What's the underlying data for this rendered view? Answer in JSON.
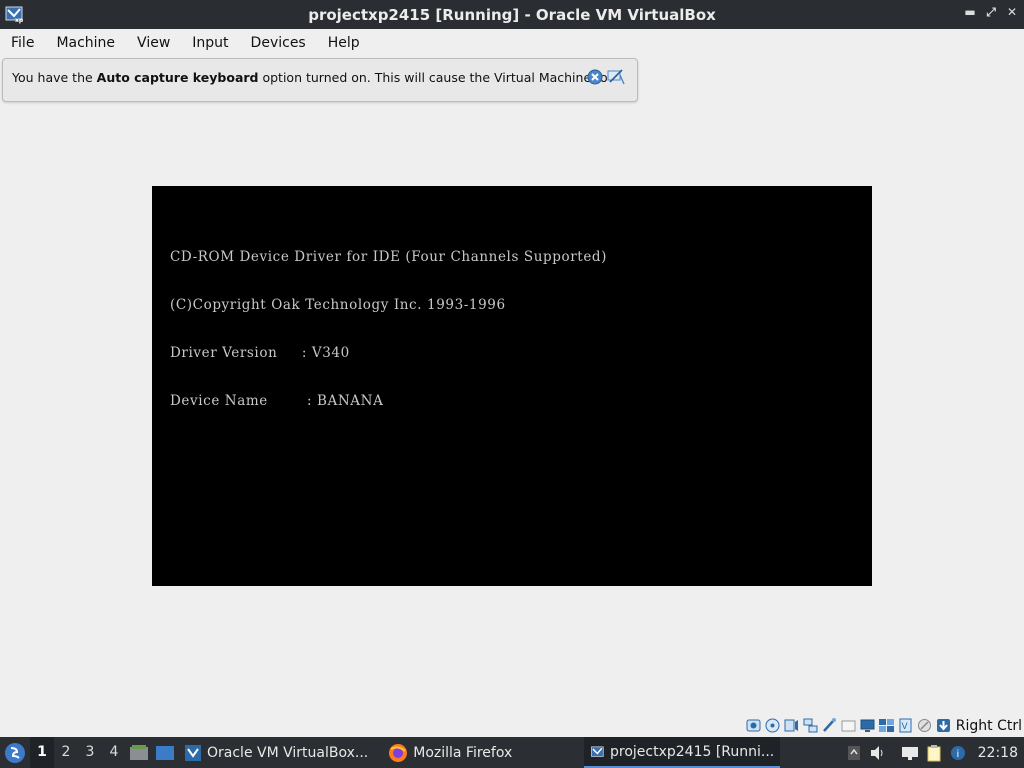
{
  "window": {
    "title": "projectxp2415 [Running] - Oracle VM VirtualBox",
    "controls": [
      "minimize",
      "maximize",
      "close"
    ]
  },
  "menubar": {
    "items": [
      "File",
      "Machine",
      "View",
      "Input",
      "Devices",
      "Help"
    ]
  },
  "notice": {
    "text_before": "You have the ",
    "text_bold": "Auto capture keyboard",
    "text_after": " option turned on. This will cause the Virtual Machine to",
    "icons": [
      "close-notice-icon",
      "do-not-show-again-icon"
    ]
  },
  "vm_console": {
    "lines": [
      "CD-ROM Device Driver for IDE (Four Channels Supported)",
      "(C)Copyright Oak Technology Inc. 1993-1996",
      "Driver Version     : V340",
      "Device Name        : BANANA"
    ]
  },
  "statusbar": {
    "icons": [
      "hard-disk-icon",
      "optical-drive-icon",
      "audio-icon",
      "network-icon",
      "usb-icon",
      "shared-folders-icon",
      "display-icon",
      "video-capture-icon",
      "cpu-icon",
      "mouse-integration-icon",
      "keyboard-capture-icon"
    ],
    "host_key": "Right Ctrl"
  },
  "taskbar": {
    "workspaces": [
      "1",
      "2",
      "3",
      "4"
    ],
    "active_workspace": "1",
    "tasks": [
      {
        "label": "Oracle VM VirtualBox...",
        "icon": "virtualbox-icon"
      },
      {
        "label": "Mozilla Firefox",
        "icon": "firefox-icon"
      },
      {
        "label": "projectxp2415 [Runni...",
        "icon": "vm-window-icon"
      }
    ],
    "clock": "22:18"
  }
}
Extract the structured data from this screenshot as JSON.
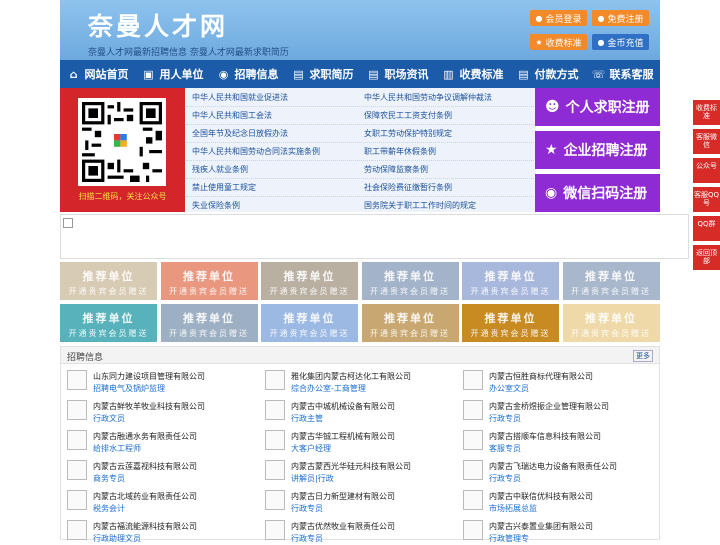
{
  "site": {
    "title": "奈曼人才网",
    "slogan": "奈曼人才网最新招聘信息   奈曼人才网最新求职简历"
  },
  "header_buttons": [
    {
      "label": "会员登录",
      "icon": "user-icon",
      "color": "#f28a2a"
    },
    {
      "label": "免费注册",
      "icon": "register-icon",
      "color": "#f28a2a"
    },
    {
      "label": "收费标准",
      "icon": "price-icon",
      "color": "#f28a2a"
    },
    {
      "label": "金币充值",
      "icon": "coin-icon",
      "color": "#2f6fc4"
    }
  ],
  "nav": [
    {
      "label": "网站首页",
      "icon": "home-icon"
    },
    {
      "label": "用人单位",
      "icon": "building-icon"
    },
    {
      "label": "招聘信息",
      "icon": "megaphone-icon"
    },
    {
      "label": "求职简历",
      "icon": "resume-icon"
    },
    {
      "label": "职场资讯",
      "icon": "news-icon"
    },
    {
      "label": "收费标准",
      "icon": "price-icon"
    },
    {
      "label": "付款方式",
      "icon": "payment-icon"
    },
    {
      "label": "联系客服",
      "icon": "phone-icon"
    }
  ],
  "qr": {
    "caption": "扫描二维码，关注公众号"
  },
  "laws": {
    "left": [
      "中华人民共和国就业促进法",
      "中华人民共和国工会法",
      "全国年节及纪念日放假办法",
      "中华人民共和国劳动合同法实施条例",
      "残疾人就业条例",
      "禁止使用童工规定",
      "失业保险条例"
    ],
    "right": [
      "中华人民共和国劳动争议调解仲裁法",
      "保障农民工工资支付条例",
      "女职工劳动保护特别规定",
      "职工带薪年休假条例",
      "劳动保障监察条例",
      "社会保险费征缴暂行条例",
      "国务院关于职工工作时间的规定"
    ]
  },
  "register": [
    {
      "label": "个人求职注册",
      "icon": "person-icon"
    },
    {
      "label": "企业招聘注册",
      "icon": "company-icon"
    },
    {
      "label": "微信扫码注册",
      "icon": "wechat-icon"
    }
  ],
  "tiles": {
    "line1": "推荐单位",
    "line2": "开通贵宾会员赠送",
    "colors": [
      "#d8cbb4",
      "#e9977f",
      "#b9b0a2",
      "#a3b3c9",
      "#a8b7dc",
      "#a8b7cb",
      "#58b2bb",
      "#9dafc2",
      "#9bb9e3",
      "#c8a870",
      "#c88b22",
      "#efd9a8"
    ]
  },
  "jobs": {
    "title": "招聘信息",
    "more": "更多",
    "items": [
      {
        "company": "山东同力建设项目管理有限公司",
        "position": "招聘电气及锅炉监理"
      },
      {
        "company": "雅化集团内蒙古柯达化工有限公司",
        "position": "综合办公室-工商管理"
      },
      {
        "company": "内蒙古恒胜商标代理有限公司",
        "position": "办公室文员"
      },
      {
        "company": "内蒙古鲜牧羊牧业科技有限公司",
        "position": "行政文员"
      },
      {
        "company": "内蒙古中城机械设备有限公司",
        "position": "行政主管"
      },
      {
        "company": "内蒙古金桥煜振企业管理有限公司",
        "position": "行政专员"
      },
      {
        "company": "内蒙古融通水务有限责任公司",
        "position": "给排水工程师"
      },
      {
        "company": "内蒙古华铖工程机械有限公司",
        "position": "大客户经理"
      },
      {
        "company": "内蒙古搭顺车信息科技有限公司",
        "position": "客服专员"
      },
      {
        "company": "内蒙古云莲嘉视科技有限公司",
        "position": "商务专员"
      },
      {
        "company": "内蒙古蒙西光华硅元科技有限公司",
        "position": "讲解员|行政"
      },
      {
        "company": "内蒙古飞瑞达电力设备有限责任公司",
        "position": "行政专员"
      },
      {
        "company": "内蒙古北域药业有限责任公司",
        "position": "税务会计"
      },
      {
        "company": "内蒙古日力新型建材有限公司",
        "position": "行政专员"
      },
      {
        "company": "内蒙古中联信优科技有限公司",
        "position": "市场拓展总监"
      },
      {
        "company": "内蒙古福流能源科技有限公司",
        "position": "行政助理文员"
      },
      {
        "company": "内蒙古优然牧业有限责任公司",
        "position": "行政专员"
      },
      {
        "company": "内蒙古兴泰置业集团有限公司",
        "position": "行政管理专"
      }
    ]
  },
  "sidebar": [
    "收费标准",
    "客服微信",
    "公众号",
    "客服QQ号",
    "QQ群",
    "返回顶部"
  ]
}
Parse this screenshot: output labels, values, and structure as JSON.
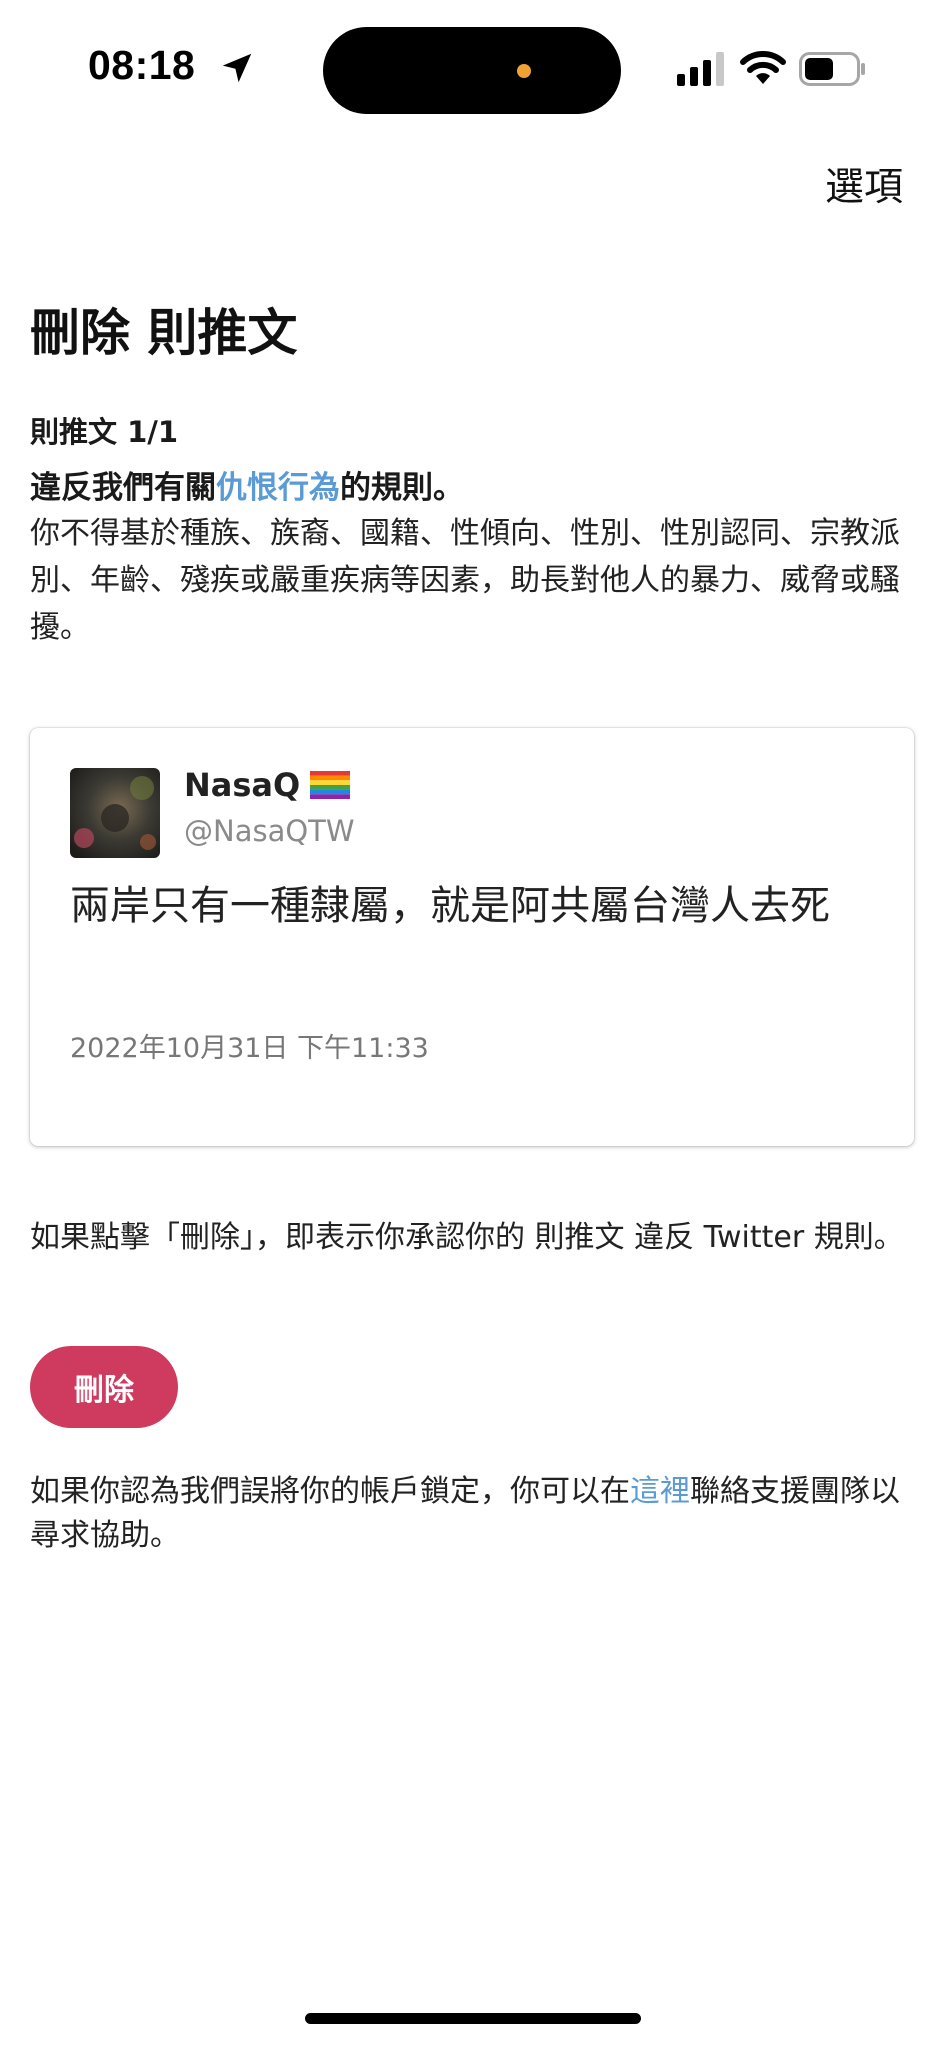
{
  "status_bar": {
    "time": "08:18",
    "icons": [
      "location-arrow-icon",
      "signal-icon",
      "wifi-icon",
      "battery-icon"
    ]
  },
  "header": {
    "options_label": "選項"
  },
  "page": {
    "title": "刪除 則推文",
    "counter": "則推文 1/1",
    "rule_prefix": "違反我們有關",
    "rule_link": "仇恨行為",
    "rule_suffix": "的規則。",
    "rule_description": "你不得基於種族、族裔、國籍、性傾向、性別、性別認同、宗教派別、年齡、殘疾或嚴重疾病等因素，助長對他人的暴力、威脅或騷擾。"
  },
  "tweet": {
    "author_name": "NasaQ",
    "author_flag": "rainbow-flag-icon",
    "author_handle": "@NasaQTW",
    "text": "兩岸只有一種隸屬，就是阿共屬台灣人去死",
    "timestamp": "2022年10月31日 下午11:33"
  },
  "confirm": {
    "text": "如果點擊「刪除」，即表示你承認你的 則推文 違反 Twitter 規則。",
    "delete_label": "刪除"
  },
  "support": {
    "prefix": "如果你認為我們誤將你的帳戶鎖定，你可以在",
    "link": "這裡",
    "suffix": "聯絡支援團隊以尋求協助。"
  },
  "colors": {
    "link": "#5b9bd5",
    "delete_button": "#cf3a5f",
    "island_dot": "#f0a233"
  }
}
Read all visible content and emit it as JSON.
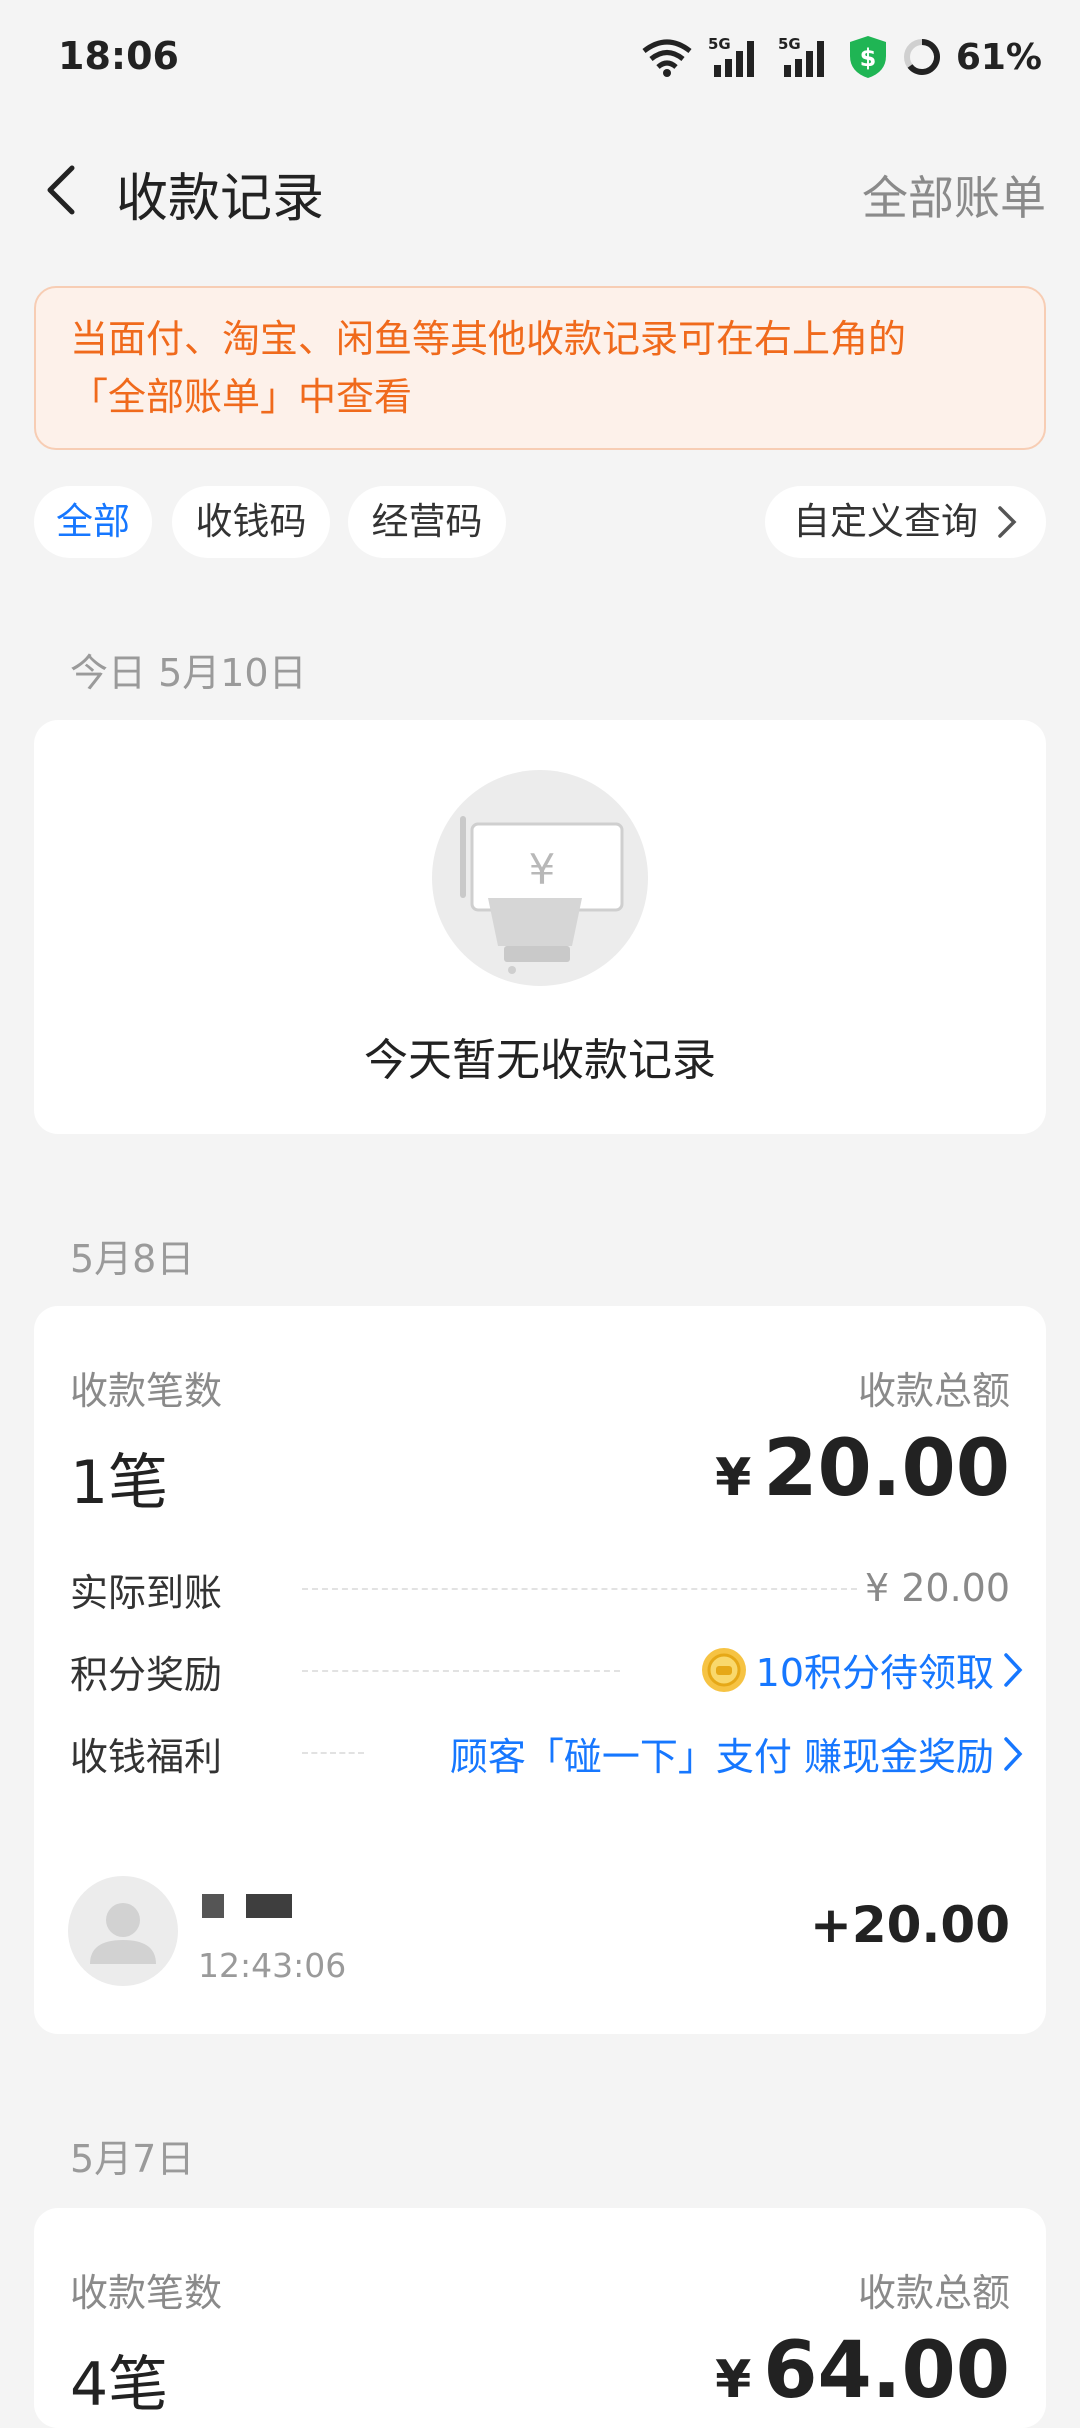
{
  "status_bar": {
    "time": "18:06",
    "battery": "61%",
    "icons": [
      "wifi-icon",
      "signal-5g-icon",
      "signal-5g-icon",
      "shield-icon",
      "battery-ring-icon"
    ]
  },
  "header": {
    "title": "收款记录",
    "right_link": "全部账单"
  },
  "notice": {
    "line1": "当面付、淘宝、闲鱼等其他收款记录可在右上角的",
    "line2": "「全部账单」中查看"
  },
  "filters": {
    "tabs": [
      "全部",
      "收钱码",
      "经营码"
    ],
    "query": "自定义查询"
  },
  "today": {
    "date": "今日 5月10日",
    "empty_text": "今天暂无收款记录"
  },
  "day1": {
    "date": "5月8日",
    "count_label": "收款笔数",
    "count": "1笔",
    "total_label": "收款总额",
    "total_yen": "¥",
    "total": "20.00",
    "rows": [
      {
        "label": "实际到账",
        "value": "¥ 20.00"
      },
      {
        "label": "积分奖励",
        "value": "10积分待领取"
      },
      {
        "label": "收钱福利",
        "value": "顾客「碰一下」支付 赚现金奖励"
      }
    ],
    "transaction": {
      "time": "12:43:06",
      "amount": "+20.00"
    }
  },
  "day2": {
    "date": "5月7日",
    "count_label": "收款笔数",
    "count": "4笔",
    "total_label": "收款总额",
    "total_yen": "¥",
    "total": "64.00"
  },
  "colors": {
    "accent": "#1677ff",
    "notice_text": "#f06a1c",
    "notice_bg": "#fdf1ea"
  }
}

__________________________________________________

The word "screenshot" may turn up on some lines of these records; say how many, with no other words.

2